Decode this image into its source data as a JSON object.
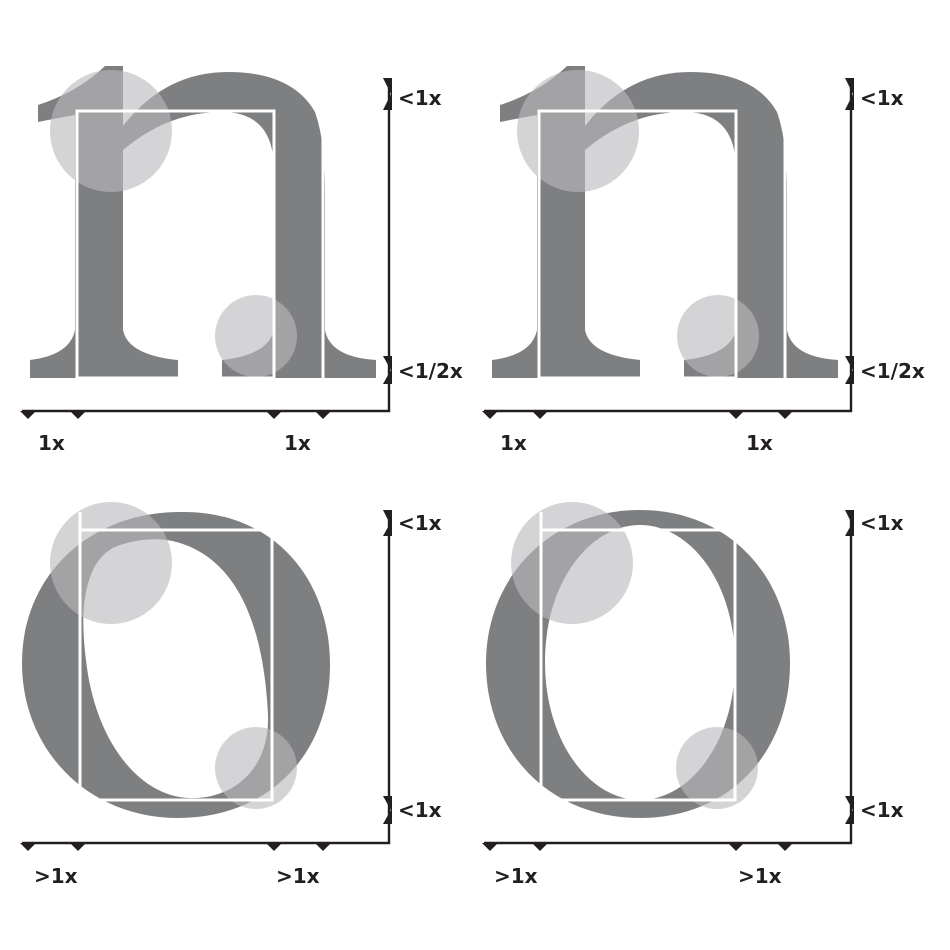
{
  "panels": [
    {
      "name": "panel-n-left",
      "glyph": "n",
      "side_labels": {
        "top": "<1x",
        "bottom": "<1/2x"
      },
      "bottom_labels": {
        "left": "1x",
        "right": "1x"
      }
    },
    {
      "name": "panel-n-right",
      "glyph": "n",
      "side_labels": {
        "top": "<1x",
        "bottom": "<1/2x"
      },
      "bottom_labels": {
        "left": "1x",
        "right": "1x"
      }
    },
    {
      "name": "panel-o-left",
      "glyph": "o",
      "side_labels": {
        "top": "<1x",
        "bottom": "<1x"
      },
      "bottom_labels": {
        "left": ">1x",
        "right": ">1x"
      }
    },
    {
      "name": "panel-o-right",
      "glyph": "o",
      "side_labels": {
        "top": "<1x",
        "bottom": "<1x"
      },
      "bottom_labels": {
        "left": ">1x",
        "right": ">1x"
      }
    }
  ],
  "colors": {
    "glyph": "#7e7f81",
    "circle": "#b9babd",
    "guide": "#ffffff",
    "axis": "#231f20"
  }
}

▬▬▬

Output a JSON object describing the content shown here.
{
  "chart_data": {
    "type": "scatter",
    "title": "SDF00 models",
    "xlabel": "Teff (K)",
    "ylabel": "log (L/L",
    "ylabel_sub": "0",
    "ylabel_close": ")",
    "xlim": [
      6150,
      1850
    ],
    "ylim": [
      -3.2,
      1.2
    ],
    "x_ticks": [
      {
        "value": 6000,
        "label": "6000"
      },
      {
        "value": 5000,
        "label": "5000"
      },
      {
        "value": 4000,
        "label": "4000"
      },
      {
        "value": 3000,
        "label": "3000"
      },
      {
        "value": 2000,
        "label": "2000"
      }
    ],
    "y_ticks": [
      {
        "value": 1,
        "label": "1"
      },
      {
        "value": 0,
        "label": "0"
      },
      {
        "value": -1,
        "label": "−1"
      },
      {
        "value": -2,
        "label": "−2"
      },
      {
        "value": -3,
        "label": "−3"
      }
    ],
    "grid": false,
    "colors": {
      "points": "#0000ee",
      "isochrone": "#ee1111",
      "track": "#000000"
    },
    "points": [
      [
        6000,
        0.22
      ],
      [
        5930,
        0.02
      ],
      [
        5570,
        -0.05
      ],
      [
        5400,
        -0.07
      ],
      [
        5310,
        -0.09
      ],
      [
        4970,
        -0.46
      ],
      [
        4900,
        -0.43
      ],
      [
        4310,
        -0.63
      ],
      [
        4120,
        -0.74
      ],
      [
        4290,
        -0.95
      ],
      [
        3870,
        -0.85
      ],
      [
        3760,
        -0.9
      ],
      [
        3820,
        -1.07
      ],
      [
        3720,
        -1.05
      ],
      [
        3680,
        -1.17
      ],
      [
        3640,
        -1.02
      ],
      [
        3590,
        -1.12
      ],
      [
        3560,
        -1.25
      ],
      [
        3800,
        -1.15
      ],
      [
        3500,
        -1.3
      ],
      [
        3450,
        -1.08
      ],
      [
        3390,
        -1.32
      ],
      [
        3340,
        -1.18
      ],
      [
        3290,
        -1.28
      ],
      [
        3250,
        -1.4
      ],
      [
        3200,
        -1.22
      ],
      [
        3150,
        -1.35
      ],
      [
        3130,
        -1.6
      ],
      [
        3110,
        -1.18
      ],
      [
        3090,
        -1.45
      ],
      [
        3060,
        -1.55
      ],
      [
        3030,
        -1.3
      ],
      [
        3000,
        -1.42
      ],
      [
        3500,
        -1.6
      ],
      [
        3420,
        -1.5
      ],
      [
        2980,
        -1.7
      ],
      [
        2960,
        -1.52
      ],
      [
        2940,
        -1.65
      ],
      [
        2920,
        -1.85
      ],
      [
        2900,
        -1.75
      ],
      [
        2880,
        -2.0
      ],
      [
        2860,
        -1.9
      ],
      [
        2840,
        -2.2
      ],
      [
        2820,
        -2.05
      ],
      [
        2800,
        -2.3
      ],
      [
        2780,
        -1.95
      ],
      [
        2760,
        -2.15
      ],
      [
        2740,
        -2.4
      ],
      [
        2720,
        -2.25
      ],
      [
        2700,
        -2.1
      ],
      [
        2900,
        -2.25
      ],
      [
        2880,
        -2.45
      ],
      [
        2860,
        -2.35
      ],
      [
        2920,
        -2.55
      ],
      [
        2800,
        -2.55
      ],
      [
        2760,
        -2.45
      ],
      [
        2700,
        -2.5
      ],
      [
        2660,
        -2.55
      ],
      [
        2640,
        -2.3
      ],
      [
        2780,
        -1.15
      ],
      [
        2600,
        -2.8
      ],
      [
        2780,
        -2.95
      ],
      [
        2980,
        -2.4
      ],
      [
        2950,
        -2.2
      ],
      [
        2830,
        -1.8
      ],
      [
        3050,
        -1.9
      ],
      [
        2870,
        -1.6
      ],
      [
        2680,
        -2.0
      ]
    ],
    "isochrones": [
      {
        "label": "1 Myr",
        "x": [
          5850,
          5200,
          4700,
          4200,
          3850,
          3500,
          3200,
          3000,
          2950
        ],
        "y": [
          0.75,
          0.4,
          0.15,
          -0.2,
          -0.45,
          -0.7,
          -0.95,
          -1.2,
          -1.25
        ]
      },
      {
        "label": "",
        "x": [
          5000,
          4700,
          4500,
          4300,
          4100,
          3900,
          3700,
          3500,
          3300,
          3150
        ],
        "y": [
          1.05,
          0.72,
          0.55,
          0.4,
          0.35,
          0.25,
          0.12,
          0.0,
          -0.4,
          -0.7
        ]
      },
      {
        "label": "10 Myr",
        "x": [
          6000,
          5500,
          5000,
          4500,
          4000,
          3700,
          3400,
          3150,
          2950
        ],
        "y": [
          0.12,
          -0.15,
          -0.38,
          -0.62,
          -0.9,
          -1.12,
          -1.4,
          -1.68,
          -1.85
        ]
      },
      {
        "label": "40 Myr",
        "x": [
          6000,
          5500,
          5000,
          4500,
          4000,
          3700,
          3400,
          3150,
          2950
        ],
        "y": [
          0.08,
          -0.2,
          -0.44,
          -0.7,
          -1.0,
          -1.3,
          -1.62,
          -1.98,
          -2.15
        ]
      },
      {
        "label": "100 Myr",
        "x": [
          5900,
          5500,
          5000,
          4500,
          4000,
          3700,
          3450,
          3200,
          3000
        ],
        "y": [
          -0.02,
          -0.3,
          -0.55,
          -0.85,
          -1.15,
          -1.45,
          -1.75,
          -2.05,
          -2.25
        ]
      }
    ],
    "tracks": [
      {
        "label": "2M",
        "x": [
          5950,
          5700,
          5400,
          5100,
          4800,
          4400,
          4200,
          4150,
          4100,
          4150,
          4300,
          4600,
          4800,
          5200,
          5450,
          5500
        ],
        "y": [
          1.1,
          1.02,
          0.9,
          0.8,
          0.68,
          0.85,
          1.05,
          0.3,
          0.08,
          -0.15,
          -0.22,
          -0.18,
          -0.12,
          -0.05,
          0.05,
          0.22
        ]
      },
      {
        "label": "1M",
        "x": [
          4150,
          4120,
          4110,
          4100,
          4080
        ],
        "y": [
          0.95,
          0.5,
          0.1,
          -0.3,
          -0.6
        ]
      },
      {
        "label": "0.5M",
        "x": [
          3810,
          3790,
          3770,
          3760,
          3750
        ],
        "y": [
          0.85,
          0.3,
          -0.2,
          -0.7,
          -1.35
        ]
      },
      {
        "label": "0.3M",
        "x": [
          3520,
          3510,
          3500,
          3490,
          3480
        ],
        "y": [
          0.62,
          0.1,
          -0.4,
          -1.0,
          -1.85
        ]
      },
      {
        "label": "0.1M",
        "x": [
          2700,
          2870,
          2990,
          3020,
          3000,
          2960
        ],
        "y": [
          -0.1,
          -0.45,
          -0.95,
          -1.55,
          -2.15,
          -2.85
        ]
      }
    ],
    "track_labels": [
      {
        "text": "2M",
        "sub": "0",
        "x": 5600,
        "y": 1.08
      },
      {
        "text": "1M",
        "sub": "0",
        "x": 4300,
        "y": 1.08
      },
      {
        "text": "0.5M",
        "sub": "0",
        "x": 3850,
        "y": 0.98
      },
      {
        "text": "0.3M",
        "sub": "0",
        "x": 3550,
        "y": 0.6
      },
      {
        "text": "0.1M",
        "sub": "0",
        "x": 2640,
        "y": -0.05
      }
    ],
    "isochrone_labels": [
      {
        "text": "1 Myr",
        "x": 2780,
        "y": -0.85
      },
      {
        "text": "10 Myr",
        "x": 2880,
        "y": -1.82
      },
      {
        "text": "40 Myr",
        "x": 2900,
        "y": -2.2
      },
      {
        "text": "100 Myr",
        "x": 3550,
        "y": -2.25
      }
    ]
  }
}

▬▬▬

#### [EXERCISE DESCRIPTION]
Gather from the data above every line with the string "value".

#### [TASK OUTPUT]
        "value": 6000,
        "value": 5000,
        "value": 4000,
        "value": 3000,
        "value": 2000,
        "value": 1,
        "value": 0,
        "value": -1,
        "value": -2,
        "value": -3,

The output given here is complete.